▶ [Article]:
↓↓↓

Sous un ciel de septembre
Les rentrées sont sans doute identiques, chez les petits et chez les grands. Il y a la même attente, parfois l’angoisse, des questionnements certainement, peut être de l’impatience. On se retrouve autour de celui ou de celle qui est sensé nous guider, ouvrir pour nous une certaine voie. Ensemble nous devons construire quelque chose, cohabiter, avancer dans une direction dictée par des objectifs précis.
Ma rentrée s’est donc faite réellement ce 1er septembre.
Nous étions tous réunis fébrilement autour de Vénérable Directrice pour cette réunion de rentrée. Une réunion de 3 h, à l’ordre du jour dense. Très dense. Avec lui des annonces, des espoirs et de grandes déceptions. Des coupes budgétaires, des réorientations, des changements dans nos missions, une philosophie d’accompagnement de nos publics qui doit changer. Vénérable Directrice n’aura eu de cesse de nous rassurer quant à ces nouvelles orientations, mais nous ne sommes pas dupes. Echanges de regards furtifs, quelques demandes de précisions, de minces objections.
Nous savons désormais concrètement à quelle sauce nous serons mangés et surtout ce que cela va engendrer comme changements pour nos publics et pour nous. Baisse des subventions FSE (l’argent comme l’eau se tarit), le rapprochement ASSEDIC / ANPE, le rapprochement de notre structure avec l’agence pour l’emploi, un accompagnement que nous nommerons rapproché pour ne pas dire coercitif.
Car c’est de cela qu’il va s’agir très concrètement. Un alignement sur les pays de la zone Europe, les plus exigeants en matière de suivi. Il est question désormais, à plus ou moins long terme, de « traçage » des personnes dans les prestations.
Le 1er septembre, c’est aussi le jour où (cherry on the cake), je me suis retrouvée parachutée coordinatrice d’un projet pour lequel j’ai toujours montré des réticences. « Coordinatrice de projet », quelle vaste fumisterie que cette dénomination qui ne veut rien dire, n’a de sens que pour ceux qui ont mis mon nom au bas de documents « officiels », sans même m’avoir consultée en amont.

↑↑↑

Prolongez le récit de cette rentrée professionnelle de septembre en enchaînant directement sur sa dernière phrase.

▶ [Données enregistrées]:
↓↓↓

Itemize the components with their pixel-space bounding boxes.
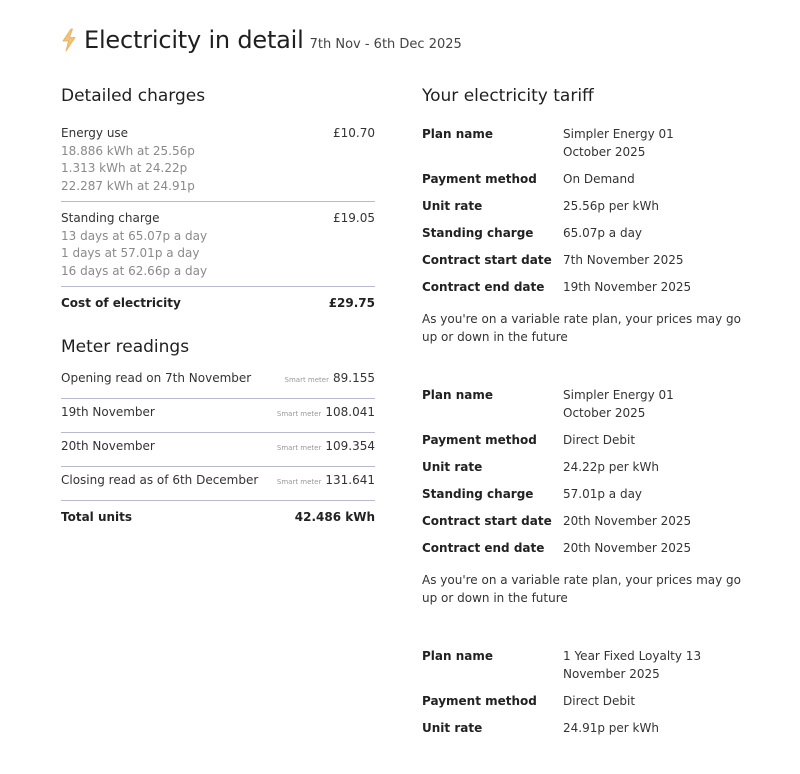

↑↑↑

▶ [Réponse produite]:
Le regard que je porte sur mon métier et la façon dont il s’exerce est désormais sans complaisance, loin de ma naïveté des débuts, teinté de colère et d’incompréhension. Car l’essentiel de mon temps est pris en rédaction de projets, en comptes rendus et évaluations qui ne sont lus qu’à l’interne, en temps de présence à des réunions diverses et variées au cours desquelles on ne prend pas de réelles et concrètes décisions et pour finir en blablatages stériles. Au détriment de l’accompagnement de nos publics.
Notre métier a 20 ans, il est né à l’ère du RMI (rappelez vous, cette mesure « transitoire »). Depuis lors, il évolue au rythme des politiques sociales et d’emploi, c’est à dire un peu dans tous les sens. Mais il reste précaire. C’est pour le moins ironique… Le turn over dans les structures est assez significatif de ce que nous vivons au quotidien, pourtant s’il l’on en juge par le nombres de sollicitations que nous avons chaque année, tout le monde « veut faire social ». C’est à n’y plus rien comprendre…
D’ailleurs, « social » en 2008, ne veut plus rien dire.
Aujourd’hui, plus que jamais, me semble-t-il, on fait entrer dans des cadres. On positionne à tire-larigot sur des prestations qui doivent conduire des personnes à aller sur des métiers « en tension ». Qu’importent le rythme, les aspirations profondes, les compétences et aussi les freins. Le maître mot, c’est « sortie positive ». Si seulement la réalité était aussi belle. Les sorties positives ne se gagnent pas si facilement. Ce sont des personnes cabossées que nous accompagnons. Pas des techniciens ou des cadres qui s‘adressent à d’autres structures qui ont plus de temps et un peu plus de moyens pour les accompagner et pour lesquels la case chômage est transitoire. Non. Des primo arrivants qui doivent bosser pour bouffer mais n’alignent pas 2 mots de français, des personnes avec des CV « à trous », pour ne pas parler de gouffres, des femmes étrangères qui vont travailler avec leurs enfants qu’elles ne peuvent pas faire garder qui ne comprennent pas qu’on les vire ensuite puisqu’elles SAVENT travailler.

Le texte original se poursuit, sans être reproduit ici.